Items from a figure collection:
┏━━
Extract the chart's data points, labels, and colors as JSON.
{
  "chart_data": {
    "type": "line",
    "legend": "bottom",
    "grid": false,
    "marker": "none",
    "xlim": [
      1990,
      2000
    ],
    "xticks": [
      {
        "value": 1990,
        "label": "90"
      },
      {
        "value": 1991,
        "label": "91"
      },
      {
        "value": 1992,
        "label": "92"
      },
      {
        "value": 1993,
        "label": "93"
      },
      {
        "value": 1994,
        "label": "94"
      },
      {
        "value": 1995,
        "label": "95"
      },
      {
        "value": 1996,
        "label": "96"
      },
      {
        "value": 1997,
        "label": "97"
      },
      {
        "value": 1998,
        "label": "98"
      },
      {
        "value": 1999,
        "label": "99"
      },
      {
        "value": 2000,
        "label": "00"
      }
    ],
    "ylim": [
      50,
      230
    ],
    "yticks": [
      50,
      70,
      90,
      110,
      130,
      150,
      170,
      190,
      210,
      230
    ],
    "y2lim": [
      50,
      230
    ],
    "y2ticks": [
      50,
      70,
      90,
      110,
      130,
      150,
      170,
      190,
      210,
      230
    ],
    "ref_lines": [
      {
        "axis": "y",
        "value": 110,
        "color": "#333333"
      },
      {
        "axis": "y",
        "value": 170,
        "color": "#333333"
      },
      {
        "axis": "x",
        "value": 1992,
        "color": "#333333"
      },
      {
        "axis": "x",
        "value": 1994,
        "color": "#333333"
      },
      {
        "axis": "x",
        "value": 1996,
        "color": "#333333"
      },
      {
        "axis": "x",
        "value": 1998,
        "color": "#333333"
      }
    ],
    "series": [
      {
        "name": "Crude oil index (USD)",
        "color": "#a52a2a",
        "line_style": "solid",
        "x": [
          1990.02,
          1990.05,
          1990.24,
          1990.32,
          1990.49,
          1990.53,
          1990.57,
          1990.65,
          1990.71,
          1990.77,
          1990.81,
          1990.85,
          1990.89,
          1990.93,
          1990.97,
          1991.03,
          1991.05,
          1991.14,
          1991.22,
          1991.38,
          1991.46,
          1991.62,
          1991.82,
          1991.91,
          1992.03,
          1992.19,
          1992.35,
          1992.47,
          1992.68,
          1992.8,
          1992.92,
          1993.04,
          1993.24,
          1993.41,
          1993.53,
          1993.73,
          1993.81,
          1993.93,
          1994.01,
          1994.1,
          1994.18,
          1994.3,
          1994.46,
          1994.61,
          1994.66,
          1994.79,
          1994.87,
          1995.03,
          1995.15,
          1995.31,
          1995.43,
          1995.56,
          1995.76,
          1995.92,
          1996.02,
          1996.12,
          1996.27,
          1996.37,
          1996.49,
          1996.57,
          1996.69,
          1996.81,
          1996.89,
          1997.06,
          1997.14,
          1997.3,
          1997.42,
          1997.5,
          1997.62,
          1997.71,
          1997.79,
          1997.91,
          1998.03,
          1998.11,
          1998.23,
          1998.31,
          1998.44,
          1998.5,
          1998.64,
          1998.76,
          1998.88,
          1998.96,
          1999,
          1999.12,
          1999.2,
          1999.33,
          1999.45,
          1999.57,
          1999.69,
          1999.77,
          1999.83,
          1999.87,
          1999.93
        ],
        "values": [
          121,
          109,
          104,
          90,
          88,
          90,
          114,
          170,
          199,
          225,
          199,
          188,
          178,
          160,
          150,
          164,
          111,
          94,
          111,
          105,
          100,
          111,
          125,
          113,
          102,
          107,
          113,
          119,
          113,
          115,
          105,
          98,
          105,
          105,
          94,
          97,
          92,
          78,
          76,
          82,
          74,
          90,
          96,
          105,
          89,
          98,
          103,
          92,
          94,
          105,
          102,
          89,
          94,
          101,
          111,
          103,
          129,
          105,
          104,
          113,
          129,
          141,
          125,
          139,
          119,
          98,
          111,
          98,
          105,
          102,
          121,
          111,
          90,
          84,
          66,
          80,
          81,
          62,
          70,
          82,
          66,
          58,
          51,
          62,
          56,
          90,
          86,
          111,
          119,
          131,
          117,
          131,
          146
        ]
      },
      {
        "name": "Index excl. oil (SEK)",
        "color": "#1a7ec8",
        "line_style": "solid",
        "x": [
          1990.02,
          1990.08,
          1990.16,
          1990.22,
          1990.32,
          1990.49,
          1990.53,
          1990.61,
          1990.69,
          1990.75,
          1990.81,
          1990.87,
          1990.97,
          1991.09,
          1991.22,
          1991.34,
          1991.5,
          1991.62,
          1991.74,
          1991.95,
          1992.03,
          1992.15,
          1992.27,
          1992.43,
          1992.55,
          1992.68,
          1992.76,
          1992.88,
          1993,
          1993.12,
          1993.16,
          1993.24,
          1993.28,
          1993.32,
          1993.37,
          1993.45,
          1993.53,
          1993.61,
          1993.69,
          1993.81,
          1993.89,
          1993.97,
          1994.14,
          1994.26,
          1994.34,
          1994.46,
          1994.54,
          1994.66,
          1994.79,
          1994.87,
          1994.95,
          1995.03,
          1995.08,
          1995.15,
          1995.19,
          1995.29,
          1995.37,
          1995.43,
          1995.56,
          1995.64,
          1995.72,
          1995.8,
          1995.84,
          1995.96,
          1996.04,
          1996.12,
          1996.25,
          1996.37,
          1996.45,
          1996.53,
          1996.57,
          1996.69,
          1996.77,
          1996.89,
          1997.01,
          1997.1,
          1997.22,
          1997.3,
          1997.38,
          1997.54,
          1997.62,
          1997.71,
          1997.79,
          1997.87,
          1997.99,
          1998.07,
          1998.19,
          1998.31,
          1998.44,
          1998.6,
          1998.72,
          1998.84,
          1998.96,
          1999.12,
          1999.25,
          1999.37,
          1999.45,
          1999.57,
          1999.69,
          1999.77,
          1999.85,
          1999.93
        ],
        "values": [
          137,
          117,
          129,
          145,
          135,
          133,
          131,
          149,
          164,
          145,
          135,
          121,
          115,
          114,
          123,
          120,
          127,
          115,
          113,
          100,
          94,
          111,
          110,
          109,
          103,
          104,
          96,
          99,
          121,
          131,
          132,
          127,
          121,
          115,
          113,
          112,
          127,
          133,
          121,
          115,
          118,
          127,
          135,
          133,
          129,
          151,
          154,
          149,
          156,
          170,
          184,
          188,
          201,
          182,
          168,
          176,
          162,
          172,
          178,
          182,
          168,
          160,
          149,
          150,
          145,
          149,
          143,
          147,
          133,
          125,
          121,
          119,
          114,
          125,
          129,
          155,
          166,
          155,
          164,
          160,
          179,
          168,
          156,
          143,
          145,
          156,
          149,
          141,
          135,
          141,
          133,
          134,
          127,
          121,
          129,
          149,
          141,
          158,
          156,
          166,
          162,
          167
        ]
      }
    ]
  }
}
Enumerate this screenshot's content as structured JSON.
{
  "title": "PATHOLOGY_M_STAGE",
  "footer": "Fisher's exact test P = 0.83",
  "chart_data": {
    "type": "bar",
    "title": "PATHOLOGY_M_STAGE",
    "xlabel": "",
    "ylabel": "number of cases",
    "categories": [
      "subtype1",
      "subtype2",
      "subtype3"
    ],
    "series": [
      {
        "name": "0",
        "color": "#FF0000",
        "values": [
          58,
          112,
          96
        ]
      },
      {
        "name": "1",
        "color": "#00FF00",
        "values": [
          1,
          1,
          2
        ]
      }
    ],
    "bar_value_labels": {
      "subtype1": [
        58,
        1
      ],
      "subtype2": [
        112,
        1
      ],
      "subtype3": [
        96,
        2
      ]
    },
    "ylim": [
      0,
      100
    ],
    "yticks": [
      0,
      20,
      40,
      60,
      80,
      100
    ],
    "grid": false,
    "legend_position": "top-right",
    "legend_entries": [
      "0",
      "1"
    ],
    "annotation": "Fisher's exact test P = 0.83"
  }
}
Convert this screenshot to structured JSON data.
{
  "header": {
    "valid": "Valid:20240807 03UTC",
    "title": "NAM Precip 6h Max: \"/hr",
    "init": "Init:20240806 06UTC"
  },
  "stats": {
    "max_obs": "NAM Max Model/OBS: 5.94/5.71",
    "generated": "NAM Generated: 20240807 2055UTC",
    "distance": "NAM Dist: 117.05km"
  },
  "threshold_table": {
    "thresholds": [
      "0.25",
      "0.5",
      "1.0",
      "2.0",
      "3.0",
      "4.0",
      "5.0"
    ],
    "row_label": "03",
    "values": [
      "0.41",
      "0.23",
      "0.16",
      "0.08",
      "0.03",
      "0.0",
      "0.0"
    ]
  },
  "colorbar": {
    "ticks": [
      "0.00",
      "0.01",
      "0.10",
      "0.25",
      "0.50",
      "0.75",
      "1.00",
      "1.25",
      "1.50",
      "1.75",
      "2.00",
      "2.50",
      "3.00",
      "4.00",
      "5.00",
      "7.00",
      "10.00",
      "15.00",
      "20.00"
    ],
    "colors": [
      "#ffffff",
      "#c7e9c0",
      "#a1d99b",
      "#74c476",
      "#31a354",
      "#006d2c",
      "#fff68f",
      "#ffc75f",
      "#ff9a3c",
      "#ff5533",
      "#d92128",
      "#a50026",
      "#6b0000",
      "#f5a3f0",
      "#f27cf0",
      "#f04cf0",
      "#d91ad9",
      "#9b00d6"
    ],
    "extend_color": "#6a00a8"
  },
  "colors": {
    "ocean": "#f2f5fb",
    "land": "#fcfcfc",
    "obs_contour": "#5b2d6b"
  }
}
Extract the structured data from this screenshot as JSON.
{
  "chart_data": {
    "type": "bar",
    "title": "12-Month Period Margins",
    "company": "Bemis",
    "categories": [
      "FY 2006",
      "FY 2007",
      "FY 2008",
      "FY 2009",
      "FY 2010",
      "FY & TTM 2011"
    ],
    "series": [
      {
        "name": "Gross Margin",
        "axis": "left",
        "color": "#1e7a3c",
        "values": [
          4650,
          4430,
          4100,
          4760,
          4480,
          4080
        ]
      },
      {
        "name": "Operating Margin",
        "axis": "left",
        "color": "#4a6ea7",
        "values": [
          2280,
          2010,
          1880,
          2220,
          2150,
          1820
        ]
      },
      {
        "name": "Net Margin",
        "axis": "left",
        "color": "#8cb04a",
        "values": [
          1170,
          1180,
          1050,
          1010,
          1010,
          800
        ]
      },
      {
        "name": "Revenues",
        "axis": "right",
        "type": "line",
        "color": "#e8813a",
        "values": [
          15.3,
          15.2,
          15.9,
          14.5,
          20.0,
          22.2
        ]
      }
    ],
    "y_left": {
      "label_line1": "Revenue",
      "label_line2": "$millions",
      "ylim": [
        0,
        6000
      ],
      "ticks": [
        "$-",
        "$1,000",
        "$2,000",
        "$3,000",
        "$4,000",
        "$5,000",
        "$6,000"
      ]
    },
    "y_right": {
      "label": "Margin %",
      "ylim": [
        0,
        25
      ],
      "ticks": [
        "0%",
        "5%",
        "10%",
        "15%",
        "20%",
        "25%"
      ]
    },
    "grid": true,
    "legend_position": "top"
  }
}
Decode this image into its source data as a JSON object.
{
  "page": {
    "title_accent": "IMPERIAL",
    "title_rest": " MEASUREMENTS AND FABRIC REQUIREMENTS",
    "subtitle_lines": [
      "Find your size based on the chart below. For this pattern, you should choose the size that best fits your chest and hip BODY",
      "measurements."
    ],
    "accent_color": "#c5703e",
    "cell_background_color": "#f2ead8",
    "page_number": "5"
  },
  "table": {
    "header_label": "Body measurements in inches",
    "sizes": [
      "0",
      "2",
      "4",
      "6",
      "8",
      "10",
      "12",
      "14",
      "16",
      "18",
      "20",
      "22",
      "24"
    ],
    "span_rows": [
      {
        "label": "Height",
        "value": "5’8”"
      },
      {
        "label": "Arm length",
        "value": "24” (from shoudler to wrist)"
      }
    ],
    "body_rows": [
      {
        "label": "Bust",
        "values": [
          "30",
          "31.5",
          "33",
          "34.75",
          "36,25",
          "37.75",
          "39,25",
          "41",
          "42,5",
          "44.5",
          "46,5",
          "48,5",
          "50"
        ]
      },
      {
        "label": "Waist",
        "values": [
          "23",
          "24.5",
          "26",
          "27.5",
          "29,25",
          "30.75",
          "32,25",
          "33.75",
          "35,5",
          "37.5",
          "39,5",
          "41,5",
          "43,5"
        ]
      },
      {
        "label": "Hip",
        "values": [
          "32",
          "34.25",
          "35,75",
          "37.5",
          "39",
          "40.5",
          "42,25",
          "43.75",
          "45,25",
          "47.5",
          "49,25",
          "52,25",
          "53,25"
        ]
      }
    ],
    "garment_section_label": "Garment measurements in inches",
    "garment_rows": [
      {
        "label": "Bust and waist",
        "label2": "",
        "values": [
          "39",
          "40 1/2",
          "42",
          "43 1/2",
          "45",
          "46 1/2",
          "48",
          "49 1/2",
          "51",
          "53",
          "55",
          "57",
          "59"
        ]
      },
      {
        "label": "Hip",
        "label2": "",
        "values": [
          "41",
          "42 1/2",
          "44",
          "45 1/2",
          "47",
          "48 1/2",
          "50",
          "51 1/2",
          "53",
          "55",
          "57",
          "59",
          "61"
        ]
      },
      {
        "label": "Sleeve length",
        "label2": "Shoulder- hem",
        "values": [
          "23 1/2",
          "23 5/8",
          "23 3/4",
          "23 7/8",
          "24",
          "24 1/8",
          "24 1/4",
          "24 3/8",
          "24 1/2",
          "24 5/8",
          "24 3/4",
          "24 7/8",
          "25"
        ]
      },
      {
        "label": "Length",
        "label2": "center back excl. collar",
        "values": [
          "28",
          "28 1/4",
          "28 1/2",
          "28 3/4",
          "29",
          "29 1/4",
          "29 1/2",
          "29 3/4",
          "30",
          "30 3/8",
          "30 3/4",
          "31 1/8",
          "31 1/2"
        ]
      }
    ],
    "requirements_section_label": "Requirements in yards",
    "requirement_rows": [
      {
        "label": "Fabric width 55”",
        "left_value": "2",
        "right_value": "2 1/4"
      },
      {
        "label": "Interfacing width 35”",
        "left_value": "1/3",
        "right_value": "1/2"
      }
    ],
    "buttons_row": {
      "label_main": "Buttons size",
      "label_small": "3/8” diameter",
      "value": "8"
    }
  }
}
┗━━
→ **Objective**
For the material, find the number of lines holding the word "this" and give that figure and nothing more.

→ **Completed task**
5